Stored dataset items

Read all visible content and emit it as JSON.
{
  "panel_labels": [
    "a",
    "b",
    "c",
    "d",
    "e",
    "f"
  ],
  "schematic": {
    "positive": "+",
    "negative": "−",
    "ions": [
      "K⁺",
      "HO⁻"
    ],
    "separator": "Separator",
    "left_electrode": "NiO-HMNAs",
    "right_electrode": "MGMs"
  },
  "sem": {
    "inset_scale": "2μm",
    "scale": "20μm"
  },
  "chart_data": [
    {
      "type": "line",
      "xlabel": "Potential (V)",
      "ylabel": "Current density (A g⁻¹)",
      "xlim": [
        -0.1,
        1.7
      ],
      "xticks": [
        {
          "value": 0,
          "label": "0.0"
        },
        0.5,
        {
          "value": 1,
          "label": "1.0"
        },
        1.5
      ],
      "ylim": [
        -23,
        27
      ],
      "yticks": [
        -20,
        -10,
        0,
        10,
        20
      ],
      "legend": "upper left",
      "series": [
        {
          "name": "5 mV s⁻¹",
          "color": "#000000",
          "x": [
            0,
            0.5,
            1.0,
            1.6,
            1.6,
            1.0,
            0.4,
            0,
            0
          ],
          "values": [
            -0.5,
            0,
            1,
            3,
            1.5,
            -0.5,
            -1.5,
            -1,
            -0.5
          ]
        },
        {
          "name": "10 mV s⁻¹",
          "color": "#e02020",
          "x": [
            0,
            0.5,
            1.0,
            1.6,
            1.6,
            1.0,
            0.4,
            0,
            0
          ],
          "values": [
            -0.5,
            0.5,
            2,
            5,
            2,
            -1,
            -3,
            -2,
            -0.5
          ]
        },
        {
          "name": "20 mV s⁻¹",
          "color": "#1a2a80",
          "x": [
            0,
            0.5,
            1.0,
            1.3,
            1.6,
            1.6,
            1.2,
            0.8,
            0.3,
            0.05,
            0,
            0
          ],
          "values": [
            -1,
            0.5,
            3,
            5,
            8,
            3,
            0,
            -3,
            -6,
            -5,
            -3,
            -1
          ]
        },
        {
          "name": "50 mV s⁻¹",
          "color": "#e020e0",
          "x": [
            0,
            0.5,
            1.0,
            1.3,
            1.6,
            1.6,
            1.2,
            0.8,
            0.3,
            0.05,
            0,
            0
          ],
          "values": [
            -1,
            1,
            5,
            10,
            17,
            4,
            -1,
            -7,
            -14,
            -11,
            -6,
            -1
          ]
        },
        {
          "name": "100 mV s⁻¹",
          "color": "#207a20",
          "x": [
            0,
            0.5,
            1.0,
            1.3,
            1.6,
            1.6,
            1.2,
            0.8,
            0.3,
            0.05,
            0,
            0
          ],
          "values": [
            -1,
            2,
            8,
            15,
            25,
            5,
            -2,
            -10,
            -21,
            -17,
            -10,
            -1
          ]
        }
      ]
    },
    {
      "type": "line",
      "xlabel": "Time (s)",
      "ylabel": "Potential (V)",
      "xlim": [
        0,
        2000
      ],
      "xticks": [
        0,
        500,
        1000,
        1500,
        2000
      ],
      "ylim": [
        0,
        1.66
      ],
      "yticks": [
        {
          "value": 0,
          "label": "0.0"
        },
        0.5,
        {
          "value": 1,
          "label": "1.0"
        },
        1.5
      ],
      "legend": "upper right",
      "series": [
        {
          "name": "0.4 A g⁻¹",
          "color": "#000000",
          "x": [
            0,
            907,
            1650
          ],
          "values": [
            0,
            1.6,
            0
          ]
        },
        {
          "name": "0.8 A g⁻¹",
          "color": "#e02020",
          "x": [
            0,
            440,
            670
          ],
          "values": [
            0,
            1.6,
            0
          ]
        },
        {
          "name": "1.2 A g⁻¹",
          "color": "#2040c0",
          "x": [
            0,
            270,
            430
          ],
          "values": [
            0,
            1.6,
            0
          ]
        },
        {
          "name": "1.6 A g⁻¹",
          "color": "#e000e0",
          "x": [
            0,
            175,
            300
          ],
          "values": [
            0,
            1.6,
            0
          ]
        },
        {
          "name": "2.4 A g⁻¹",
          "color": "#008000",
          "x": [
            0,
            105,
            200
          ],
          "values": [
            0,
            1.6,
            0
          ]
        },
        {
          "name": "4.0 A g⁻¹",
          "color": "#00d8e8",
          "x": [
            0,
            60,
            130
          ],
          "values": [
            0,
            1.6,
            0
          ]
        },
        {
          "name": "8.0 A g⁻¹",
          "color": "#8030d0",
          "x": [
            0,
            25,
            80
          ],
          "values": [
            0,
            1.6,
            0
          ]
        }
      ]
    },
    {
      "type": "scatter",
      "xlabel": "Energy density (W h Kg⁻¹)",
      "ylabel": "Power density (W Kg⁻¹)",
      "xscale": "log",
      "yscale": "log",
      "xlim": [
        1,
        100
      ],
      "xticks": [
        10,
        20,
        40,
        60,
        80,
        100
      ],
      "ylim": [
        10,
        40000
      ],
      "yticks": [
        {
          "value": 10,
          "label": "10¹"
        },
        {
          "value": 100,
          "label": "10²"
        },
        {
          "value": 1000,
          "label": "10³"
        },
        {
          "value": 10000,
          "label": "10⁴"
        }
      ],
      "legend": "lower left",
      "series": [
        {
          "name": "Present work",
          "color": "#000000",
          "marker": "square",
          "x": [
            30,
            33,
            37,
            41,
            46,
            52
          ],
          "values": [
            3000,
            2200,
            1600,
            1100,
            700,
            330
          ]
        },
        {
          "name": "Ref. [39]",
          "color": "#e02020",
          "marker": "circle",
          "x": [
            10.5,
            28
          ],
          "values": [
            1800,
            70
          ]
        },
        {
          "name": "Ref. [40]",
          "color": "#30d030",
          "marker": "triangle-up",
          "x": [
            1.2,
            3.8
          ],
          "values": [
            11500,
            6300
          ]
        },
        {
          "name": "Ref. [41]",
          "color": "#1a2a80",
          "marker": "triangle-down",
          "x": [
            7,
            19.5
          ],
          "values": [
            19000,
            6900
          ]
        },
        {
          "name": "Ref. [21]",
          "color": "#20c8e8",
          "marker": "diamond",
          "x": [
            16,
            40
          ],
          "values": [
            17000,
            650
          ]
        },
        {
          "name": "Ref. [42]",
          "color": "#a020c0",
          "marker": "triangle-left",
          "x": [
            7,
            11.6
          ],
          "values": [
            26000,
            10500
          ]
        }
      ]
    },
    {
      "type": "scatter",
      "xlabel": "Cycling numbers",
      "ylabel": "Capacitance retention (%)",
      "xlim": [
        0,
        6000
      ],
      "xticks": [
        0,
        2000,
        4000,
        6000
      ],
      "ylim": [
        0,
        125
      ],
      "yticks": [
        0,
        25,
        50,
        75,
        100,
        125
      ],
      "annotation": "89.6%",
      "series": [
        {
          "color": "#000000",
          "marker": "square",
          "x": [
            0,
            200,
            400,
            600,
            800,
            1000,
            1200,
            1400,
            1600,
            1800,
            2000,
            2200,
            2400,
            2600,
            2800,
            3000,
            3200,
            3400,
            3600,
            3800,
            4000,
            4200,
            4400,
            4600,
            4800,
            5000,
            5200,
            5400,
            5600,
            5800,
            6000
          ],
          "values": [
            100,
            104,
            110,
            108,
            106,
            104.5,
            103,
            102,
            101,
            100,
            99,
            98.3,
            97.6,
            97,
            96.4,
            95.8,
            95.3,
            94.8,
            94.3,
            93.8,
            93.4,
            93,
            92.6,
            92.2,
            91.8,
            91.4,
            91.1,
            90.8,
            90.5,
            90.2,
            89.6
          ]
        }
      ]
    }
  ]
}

WHAT TO PRODUCE
Extract the complete set of records unchanged.

WRITTEN SOLUTION
Read all visible content and emit it as JSON.
{
  "panel_labels": [
    "a",
    "b",
    "c",
    "d",
    "e",
    "f"
  ],
  "schematic": {
    "positive": "+",
    "negative": "−",
    "ions": [
      "K⁺",
      "HO⁻"
    ],
    "separator": "Separator",
    "left_electrode": "NiO-HMNAs",
    "right_electrode": "MGMs"
  },
  "sem": {
    "inset_scale": "2μm",
    "scale": "20μm"
  },
  "chart_data": [
    {
      "type": "line",
      "xlabel": "Potential (V)",
      "ylabel": "Current density (A g⁻¹)",
      "xlim": [
        -0.1,
        1.7
      ],
      "xticks": [
        {
          "value": 0,
          "label": "0.0"
        },
        0.5,
        {
          "value": 1,
          "label": "1.0"
        },
        1.5
      ],
      "ylim": [
        -23,
        27
      ],
      "yticks": [
        -20,
        -10,
        0,
        10,
        20
      ],
      "legend": "upper left",
      "series": [
        {
          "name": "5 mV s⁻¹",
          "color": "#000000",
          "x": [
            0,
            0.5,
            1.0,
            1.6,
            1.6,
            1.0,
            0.4,
            0,
            0
          ],
          "values": [
            -0.5,
            0,
            1,
            3,
            1.5,
            -0.5,
            -1.5,
            -1,
            -0.5
          ]
        },
        {
          "name": "10 mV s⁻¹",
          "color": "#e02020",
          "x": [
            0,
            0.5,
            1.0,
            1.6,
            1.6,
            1.0,
            0.4,
            0,
            0
          ],
          "values": [
            -0.5,
            0.5,
            2,
            5,
            2,
            -1,
            -3,
            -2,
            -0.5
          ]
        },
        {
          "name": "20 mV s⁻¹",
          "color": "#1a2a80",
          "x": [
            0,
            0.5,
            1.0,
            1.3,
            1.6,
            1.6,
            1.2,
            0.8,
            0.3,
            0.05,
            0,
            0
          ],
          "values": [
            -1,
            0.5,
            3,
            5,
            8,
            3,
            0,
            -3,
            -6,
            -5,
            -3,
            -1
          ]
        },
        {
          "name": "50 mV s⁻¹",
          "color": "#e020e0",
          "x": [
            0,
            0.5,
            1.0,
            1.3,
            1.6,
            1.6,
            1.2,
            0.8,
            0.3,
            0.05,
            0,
            0
          ],
          "values": [
            -1,
            1,
            5,
            10,
            17,
            4,
            -1,
            -7,
            -14,
            -11,
            -6,
            -1
          ]
        },
        {
          "name": "100 mV s⁻¹",
          "color": "#207a20",
          "x": [
            0,
            0.5,
            1.0,
            1.3,
            1.6,
            1.6,
            1.2,
            0.8,
            0.3,
            0.05,
            0,
            0
          ],
          "values": [
            -1,
            2,
            8,
            15,
            25,
            5,
            -2,
            -10,
            -21,
            -17,
            -10,
            -1
          ]
        }
      ]
    },
    {
      "type": "line",
      "xlabel": "Time (s)",
      "ylabel": "Potential (V)",
      "xlim": [
        0,
        2000
      ],
      "xticks": [
        0,
        500,
        1000,
        1500,
        2000
      ],
      "ylim": [
        0,
        1.66
      ],
      "yticks": [
        {
          "value": 0,
          "label": "0.0"
        },
        0.5,
        {
          "value": 1,
          "label": "1.0"
        },
        1.5
      ],
      "legend": "upper right",
      "series": [
        {
          "name": "0.4 A g⁻¹",
          "color": "#000000",
          "x": [
            0,
            907,
            1650
          ],
          "values": [
            0,
            1.6,
            0
          ]
        },
        {
          "name": "0.8 A g⁻¹",
          "color": "#e02020",
          "x": [
            0,
            440,
            670
          ],
          "values": [
            0,
            1.6,
            0
          ]
        },
        {
          "name": "1.2 A g⁻¹",
          "color": "#2040c0",
          "x": [
            0,
            270,
            430
          ],
          "values": [
            0,
            1.6,
            0
          ]
        },
        {
          "name": "1.6 A g⁻¹",
          "color": "#e000e0",
          "x": [
            0,
            175,
            300
          ],
          "values": [
            0,
            1.6,
            0
          ]
        },
        {
          "name": "2.4 A g⁻¹",
          "color": "#008000",
          "x": [
            0,
            105,
            200
          ],
          "values": [
            0,
            1.6,
            0
          ]
        },
        {
          "name": "4.0 A g⁻¹",
          "color": "#00d8e8",
          "x": [
            0,
            60,
            130
          ],
          "values": [
            0,
            1.6,
            0
          ]
        },
        {
          "name": "8.0 A g⁻¹",
          "color": "#8030d0",
          "x": [
            0,
            25,
            80
          ],
          "values": [
            0,
            1.6,
            0
          ]
        }
      ]
    },
    {
      "type": "scatter",
      "xlabel": "Energy density (W h Kg⁻¹)",
      "ylabel": "Power density (W Kg⁻¹)",
      "xscale": "log",
      "yscale": "log",
      "xlim": [
        1,
        100
      ],
      "xticks": [
        10,
        20,
        40,
        60,
        80,
        100
      ],
      "ylim": [
        10,
        40000
      ],
      "yticks": [
        {
          "value": 10,
          "label": "10¹"
        },
        {
          "value": 100,
          "label": "10²"
        },
        {
          "value": 1000,
          "label": "10³"
        },
        {
          "value": 10000,
          "label": "10⁴"
        }
      ],
      "legend": "lower left",
      "series": [
        {
          "name": "Present work",
          "color": "#000000",
          "marker": "square",
          "x": [
            30,
            33,
            37,
            41,
            46,
            52
          ],
          "values": [
            3000,
            2200,
            1600,
            1100,
            700,
            330
          ]
        },
        {
          "name": "Ref. [39]",
          "color": "#e02020",
          "marker": "circle",
          "x": [
            10.5,
            28
          ],
          "values": [
            1800,
            70
          ]
        },
        {
          "name": "Ref. [40]",
          "color": "#30d030",
          "marker": "triangle-up",
          "x": [
            1.2,
            3.8
          ],
          "values": [
            11500,
            6300
          ]
        },
        {
          "name": "Ref. [41]",
          "color": "#1a2a80",
          "marker": "triangle-down",
          "x": [
            7,
            19.5
          ],
          "values": [
            19000,
            6900
          ]
        },
        {
          "name": "Ref. [21]",
          "color": "#20c8e8",
          "marker": "diamond",
          "x": [
            16,
            40
          ],
          "values": [
            17000,
            650
          ]
        },
        {
          "name": "Ref. [42]",
          "color": "#a020c0",
          "marker": "triangle-left",
          "x": [
            7,
            11.6
          ],
          "values": [
            26000,
            10500
          ]
        }
      ]
    },
    {
      "type": "scatter",
      "xlabel": "Cycling numbers",
      "ylabel": "Capacitance retention (%)",
      "xlim": [
        0,
        6000
      ],
      "xticks": [
        0,
        2000,
        4000,
        6000
      ],
      "ylim": [
        0,
        125
      ],
      "yticks": [
        0,
        25,
        50,
        75,
        100,
        125
      ],
      "annotation": "89.6%",
      "series": [
        {
          "color": "#000000",
          "marker": "square",
          "x": [
            0,
            200,
            400,
            600,
            800,
            1000,
            1200,
            1400,
            1600,
            1800,
            2000,
            2200,
            2400,
            2600,
            2800,
            3000,
            3200,
            3400,
            3600,
            3800,
            4000,
            4200,
            4400,
            4600,
            4800,
            5000,
            5200,
            5400,
            5600,
            5800,
            6000
          ],
          "values": [
            100,
            104,
            110,
            108,
            106,
            104.5,
            103,
            102,
            101,
            100,
            99,
            98.3,
            97.6,
            97,
            96.4,
            95.8,
            95.3,
            94.8,
            94.3,
            93.8,
            93.4,
            93,
            92.6,
            92.2,
            91.8,
            91.4,
            91.1,
            90.8,
            90.5,
            90.2,
            89.6
          ]
        }
      ]
    }
  ]
}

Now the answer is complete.